**EXERCISE**
Locate every line below that contains the word "were" and copy it.

**ENTRIES PROVIDED**
····················

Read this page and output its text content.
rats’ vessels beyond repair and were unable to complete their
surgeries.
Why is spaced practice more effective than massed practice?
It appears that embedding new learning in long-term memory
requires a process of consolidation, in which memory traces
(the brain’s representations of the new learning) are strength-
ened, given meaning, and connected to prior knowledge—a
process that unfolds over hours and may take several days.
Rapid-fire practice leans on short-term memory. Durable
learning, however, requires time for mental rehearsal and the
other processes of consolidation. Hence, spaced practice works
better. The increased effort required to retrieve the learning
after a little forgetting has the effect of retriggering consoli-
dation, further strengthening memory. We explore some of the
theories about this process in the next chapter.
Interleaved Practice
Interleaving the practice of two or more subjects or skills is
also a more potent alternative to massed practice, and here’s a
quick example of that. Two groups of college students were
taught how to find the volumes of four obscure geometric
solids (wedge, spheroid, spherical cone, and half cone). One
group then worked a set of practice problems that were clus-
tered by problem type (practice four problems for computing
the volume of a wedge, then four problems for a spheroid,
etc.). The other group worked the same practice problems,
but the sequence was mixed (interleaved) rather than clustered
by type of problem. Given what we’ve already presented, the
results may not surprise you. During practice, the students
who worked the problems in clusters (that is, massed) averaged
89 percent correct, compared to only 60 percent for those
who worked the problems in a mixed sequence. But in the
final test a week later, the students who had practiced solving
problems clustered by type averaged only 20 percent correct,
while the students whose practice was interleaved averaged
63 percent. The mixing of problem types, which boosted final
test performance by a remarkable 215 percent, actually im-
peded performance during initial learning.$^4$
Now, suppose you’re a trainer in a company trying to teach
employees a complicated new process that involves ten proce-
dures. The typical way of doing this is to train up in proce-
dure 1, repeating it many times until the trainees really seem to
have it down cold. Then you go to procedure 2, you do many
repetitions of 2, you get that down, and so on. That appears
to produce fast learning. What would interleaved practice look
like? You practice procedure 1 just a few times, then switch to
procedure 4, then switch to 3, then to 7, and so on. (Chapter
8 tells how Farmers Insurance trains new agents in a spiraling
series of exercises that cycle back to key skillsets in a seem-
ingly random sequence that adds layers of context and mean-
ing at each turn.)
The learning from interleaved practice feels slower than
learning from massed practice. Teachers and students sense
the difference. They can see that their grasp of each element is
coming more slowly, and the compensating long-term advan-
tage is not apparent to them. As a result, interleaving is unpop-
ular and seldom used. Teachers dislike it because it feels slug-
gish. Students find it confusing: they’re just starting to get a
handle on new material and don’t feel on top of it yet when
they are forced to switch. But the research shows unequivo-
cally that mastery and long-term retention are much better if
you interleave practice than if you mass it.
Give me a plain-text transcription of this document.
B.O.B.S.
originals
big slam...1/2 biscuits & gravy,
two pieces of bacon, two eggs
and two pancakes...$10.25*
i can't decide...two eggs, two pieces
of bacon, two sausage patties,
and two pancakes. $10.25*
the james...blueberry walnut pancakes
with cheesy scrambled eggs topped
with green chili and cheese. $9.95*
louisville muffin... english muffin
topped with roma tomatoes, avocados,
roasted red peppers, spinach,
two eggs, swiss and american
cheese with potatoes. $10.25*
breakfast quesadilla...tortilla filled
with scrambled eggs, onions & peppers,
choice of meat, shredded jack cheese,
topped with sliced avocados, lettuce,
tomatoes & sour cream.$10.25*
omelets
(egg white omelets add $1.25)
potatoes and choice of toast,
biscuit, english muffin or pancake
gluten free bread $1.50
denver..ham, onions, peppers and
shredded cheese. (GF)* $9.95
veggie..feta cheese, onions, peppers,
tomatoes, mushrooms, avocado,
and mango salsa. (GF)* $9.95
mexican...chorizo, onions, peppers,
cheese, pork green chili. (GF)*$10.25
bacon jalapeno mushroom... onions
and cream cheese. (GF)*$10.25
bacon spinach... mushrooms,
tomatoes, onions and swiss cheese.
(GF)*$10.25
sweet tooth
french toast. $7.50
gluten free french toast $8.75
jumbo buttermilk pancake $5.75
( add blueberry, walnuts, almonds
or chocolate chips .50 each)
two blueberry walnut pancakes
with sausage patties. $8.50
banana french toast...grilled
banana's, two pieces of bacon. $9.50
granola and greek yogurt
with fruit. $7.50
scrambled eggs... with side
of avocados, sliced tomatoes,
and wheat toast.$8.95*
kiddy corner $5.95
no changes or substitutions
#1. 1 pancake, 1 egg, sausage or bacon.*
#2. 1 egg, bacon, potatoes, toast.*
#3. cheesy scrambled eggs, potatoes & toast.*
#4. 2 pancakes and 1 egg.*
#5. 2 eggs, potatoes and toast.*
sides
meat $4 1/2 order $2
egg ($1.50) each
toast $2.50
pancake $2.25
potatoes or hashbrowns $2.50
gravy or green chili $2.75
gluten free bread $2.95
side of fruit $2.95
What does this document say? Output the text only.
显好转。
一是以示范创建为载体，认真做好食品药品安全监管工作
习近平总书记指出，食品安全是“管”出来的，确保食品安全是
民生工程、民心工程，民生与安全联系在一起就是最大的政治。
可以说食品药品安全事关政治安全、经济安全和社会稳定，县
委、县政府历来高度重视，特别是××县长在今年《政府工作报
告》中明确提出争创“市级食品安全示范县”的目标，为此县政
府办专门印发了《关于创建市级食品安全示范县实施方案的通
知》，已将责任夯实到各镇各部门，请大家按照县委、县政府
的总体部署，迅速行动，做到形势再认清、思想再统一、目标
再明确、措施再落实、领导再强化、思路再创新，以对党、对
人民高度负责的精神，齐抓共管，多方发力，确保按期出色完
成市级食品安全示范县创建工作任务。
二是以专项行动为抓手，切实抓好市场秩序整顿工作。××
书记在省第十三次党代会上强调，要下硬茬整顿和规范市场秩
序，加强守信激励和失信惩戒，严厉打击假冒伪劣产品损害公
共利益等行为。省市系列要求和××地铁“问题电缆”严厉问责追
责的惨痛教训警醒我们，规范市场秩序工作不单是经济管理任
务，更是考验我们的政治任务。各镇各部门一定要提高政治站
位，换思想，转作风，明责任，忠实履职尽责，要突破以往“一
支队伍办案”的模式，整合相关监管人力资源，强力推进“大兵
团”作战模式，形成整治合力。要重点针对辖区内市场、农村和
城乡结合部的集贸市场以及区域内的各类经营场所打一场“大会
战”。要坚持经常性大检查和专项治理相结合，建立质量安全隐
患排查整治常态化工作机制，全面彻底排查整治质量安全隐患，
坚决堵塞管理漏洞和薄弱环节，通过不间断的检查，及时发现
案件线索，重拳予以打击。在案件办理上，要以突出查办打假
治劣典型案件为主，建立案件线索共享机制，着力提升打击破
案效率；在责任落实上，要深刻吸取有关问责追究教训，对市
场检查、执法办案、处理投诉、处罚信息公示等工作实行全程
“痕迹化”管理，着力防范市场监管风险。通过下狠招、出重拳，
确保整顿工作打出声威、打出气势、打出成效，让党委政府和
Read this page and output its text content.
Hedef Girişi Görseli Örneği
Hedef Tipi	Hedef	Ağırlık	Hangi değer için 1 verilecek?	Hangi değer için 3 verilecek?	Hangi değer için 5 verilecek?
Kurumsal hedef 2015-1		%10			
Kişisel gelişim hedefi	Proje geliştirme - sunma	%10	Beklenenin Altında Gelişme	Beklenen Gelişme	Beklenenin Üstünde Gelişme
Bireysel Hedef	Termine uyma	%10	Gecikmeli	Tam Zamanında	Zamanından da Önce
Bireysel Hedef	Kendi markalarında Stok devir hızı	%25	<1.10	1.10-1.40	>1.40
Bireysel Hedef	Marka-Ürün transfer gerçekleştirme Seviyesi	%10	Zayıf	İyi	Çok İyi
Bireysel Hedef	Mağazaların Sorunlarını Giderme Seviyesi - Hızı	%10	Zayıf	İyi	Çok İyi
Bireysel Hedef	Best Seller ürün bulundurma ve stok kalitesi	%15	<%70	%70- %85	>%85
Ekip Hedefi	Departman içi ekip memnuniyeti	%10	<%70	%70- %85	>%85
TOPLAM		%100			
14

····················

**CORRECT OUTPUT**
rats’ vessels beyond repair and were unable to complete their
quick example of that. Two groups of college students were
group then worked a set of practice problems that were clus-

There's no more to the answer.